Look through the material below. Copy each line that contains the string "this".

------ INFORMATION SHOWN ------

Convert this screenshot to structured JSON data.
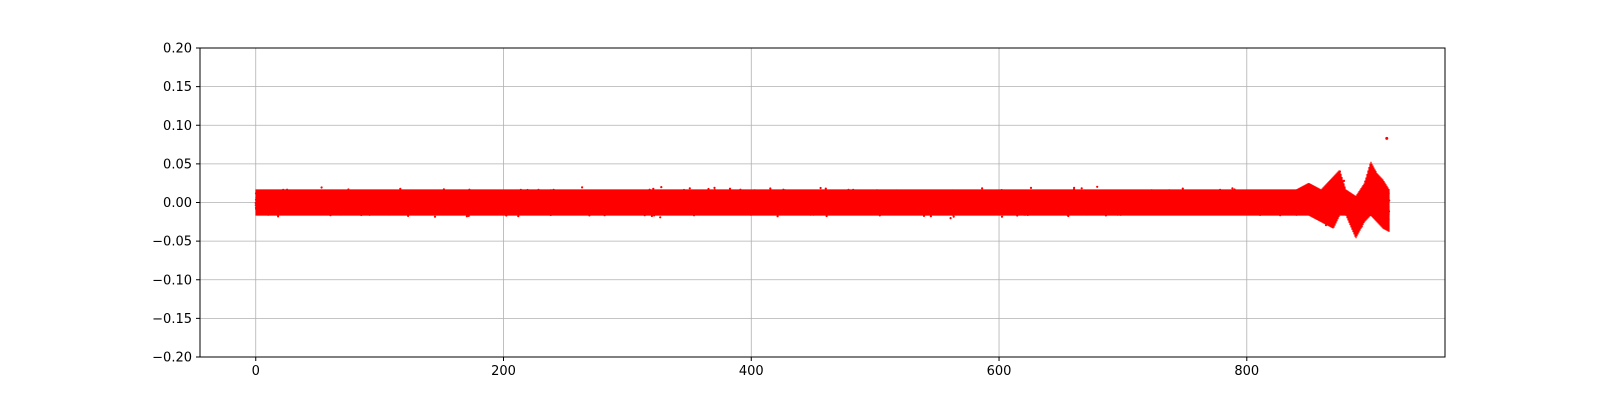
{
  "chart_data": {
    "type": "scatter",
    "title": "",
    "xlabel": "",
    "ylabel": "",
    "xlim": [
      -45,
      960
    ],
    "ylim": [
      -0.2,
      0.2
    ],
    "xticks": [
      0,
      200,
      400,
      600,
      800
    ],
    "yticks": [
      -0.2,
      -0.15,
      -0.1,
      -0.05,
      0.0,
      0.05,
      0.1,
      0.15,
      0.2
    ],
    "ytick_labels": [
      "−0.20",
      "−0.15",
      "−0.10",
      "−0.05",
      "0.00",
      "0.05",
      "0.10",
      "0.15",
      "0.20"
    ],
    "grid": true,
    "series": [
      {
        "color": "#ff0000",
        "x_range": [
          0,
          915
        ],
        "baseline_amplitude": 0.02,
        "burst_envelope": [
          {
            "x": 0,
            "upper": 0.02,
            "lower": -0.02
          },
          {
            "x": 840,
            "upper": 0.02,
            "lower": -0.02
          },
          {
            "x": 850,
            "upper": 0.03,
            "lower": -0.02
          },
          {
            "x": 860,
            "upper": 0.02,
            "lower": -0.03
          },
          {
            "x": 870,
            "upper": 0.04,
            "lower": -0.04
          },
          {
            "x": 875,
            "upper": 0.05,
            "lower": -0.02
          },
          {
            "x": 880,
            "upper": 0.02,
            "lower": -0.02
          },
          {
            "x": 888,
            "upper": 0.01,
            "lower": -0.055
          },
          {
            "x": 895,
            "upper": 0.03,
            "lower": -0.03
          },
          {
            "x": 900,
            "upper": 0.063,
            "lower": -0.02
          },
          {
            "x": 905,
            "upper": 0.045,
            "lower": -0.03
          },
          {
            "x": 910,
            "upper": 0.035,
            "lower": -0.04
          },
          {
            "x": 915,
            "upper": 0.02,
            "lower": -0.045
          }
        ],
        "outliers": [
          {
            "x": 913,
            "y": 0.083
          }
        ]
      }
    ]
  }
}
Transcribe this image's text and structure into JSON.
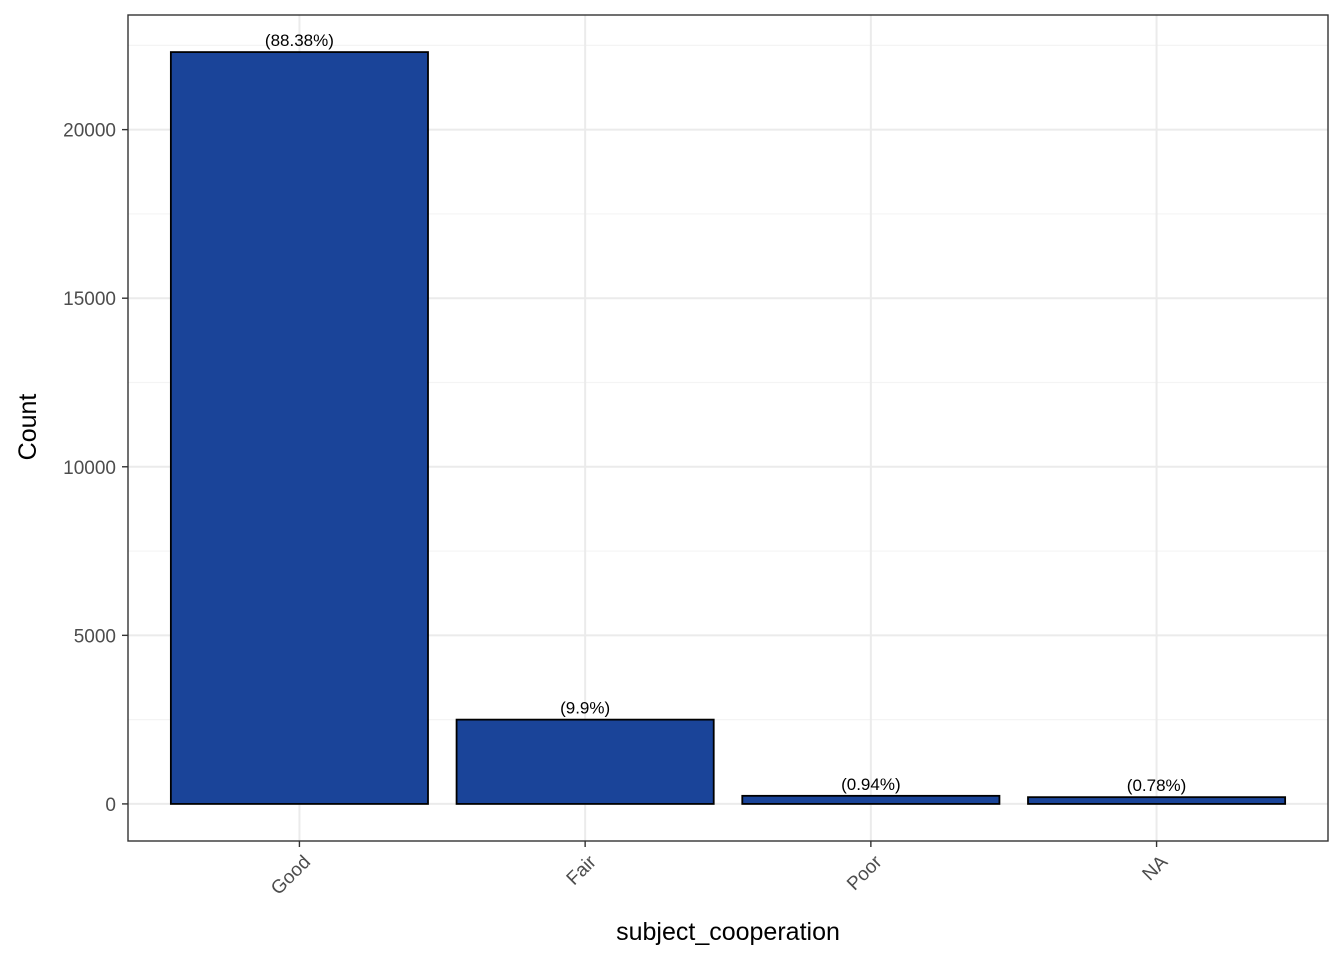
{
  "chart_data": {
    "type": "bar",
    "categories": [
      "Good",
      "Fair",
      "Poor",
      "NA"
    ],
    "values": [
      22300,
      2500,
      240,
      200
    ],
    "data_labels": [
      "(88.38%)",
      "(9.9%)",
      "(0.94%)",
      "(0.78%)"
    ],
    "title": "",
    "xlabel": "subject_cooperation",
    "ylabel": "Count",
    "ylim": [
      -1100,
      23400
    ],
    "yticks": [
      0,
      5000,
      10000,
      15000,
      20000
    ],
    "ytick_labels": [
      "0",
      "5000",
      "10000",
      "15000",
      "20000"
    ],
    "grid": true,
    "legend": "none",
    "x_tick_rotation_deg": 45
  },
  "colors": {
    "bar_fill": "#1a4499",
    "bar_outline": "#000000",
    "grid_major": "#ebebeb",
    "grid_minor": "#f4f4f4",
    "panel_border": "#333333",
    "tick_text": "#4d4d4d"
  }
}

------
------ INFORMATION SHOWN ------

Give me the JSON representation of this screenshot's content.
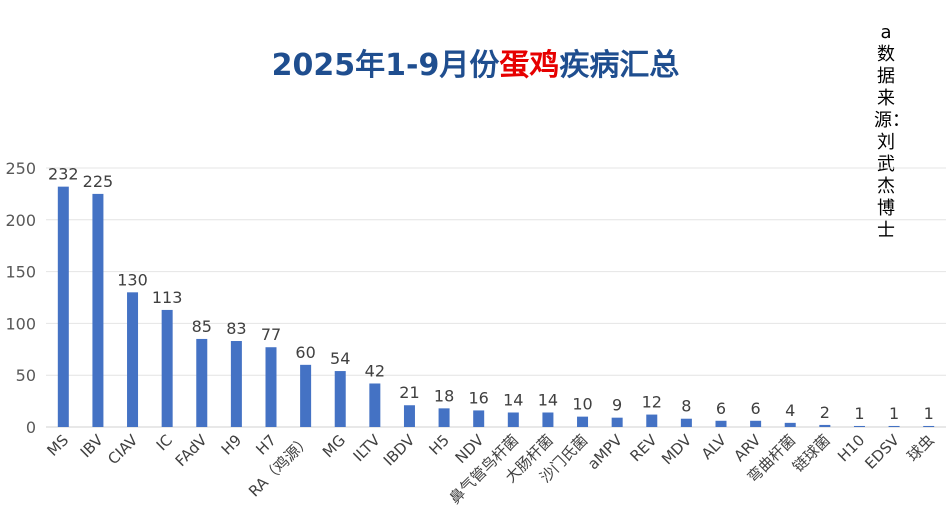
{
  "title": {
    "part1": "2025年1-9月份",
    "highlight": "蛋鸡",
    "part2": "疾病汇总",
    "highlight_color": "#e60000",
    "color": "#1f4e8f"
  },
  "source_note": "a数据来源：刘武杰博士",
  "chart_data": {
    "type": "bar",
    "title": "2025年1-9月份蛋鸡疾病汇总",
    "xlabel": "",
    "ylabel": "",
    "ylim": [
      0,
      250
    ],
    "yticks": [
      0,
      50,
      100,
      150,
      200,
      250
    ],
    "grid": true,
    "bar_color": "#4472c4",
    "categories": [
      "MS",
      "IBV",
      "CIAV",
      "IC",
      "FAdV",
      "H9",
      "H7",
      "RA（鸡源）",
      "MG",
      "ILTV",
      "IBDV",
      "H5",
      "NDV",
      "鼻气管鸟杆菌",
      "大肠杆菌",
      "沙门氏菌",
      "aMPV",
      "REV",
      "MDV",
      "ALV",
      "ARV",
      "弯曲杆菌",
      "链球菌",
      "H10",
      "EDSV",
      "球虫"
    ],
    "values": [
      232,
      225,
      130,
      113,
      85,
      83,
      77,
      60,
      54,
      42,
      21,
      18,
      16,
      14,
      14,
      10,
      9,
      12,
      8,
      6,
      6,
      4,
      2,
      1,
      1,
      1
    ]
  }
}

------
------ INFORMATION SHOWN ------

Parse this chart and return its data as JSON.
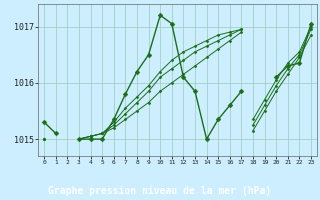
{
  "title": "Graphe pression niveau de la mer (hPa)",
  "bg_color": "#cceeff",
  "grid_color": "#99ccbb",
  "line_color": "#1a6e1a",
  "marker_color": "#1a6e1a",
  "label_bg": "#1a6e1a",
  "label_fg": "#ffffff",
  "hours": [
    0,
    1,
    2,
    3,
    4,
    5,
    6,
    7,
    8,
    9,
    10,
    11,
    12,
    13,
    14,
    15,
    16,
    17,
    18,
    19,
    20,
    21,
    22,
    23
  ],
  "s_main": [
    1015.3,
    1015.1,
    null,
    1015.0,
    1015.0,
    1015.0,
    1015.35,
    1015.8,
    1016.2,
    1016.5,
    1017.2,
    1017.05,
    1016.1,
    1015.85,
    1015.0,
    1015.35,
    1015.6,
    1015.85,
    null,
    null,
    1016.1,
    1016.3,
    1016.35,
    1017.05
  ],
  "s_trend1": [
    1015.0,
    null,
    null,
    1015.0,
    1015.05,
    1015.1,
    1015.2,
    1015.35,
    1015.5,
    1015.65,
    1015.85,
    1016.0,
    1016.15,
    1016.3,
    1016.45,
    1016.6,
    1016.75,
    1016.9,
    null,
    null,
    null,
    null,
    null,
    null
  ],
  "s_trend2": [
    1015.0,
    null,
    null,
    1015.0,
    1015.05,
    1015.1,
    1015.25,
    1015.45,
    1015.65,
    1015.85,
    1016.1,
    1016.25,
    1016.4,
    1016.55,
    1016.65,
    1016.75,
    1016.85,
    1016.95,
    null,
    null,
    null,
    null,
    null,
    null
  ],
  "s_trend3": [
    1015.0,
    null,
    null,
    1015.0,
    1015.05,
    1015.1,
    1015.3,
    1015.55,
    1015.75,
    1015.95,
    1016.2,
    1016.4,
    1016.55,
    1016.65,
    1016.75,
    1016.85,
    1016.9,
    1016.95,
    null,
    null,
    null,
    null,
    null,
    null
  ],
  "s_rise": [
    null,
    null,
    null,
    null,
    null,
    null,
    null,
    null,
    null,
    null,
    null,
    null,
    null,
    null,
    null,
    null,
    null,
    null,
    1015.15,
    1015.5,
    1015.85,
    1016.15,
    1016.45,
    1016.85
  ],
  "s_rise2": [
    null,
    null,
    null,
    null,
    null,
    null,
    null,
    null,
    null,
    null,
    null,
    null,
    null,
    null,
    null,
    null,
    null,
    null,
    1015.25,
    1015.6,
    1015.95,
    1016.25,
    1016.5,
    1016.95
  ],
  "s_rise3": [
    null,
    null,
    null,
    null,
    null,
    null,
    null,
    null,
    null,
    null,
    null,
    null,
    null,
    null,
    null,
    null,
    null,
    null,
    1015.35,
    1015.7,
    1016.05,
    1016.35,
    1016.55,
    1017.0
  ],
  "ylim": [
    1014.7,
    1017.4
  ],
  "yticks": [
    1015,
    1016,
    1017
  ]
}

------

FULL ANSWER
Convert this screenshot to structured JSON data.
Transcribe this image's text and structure into JSON.
Give me the JSON representation of this screenshot's content.
Parse this chart and return its data as JSON.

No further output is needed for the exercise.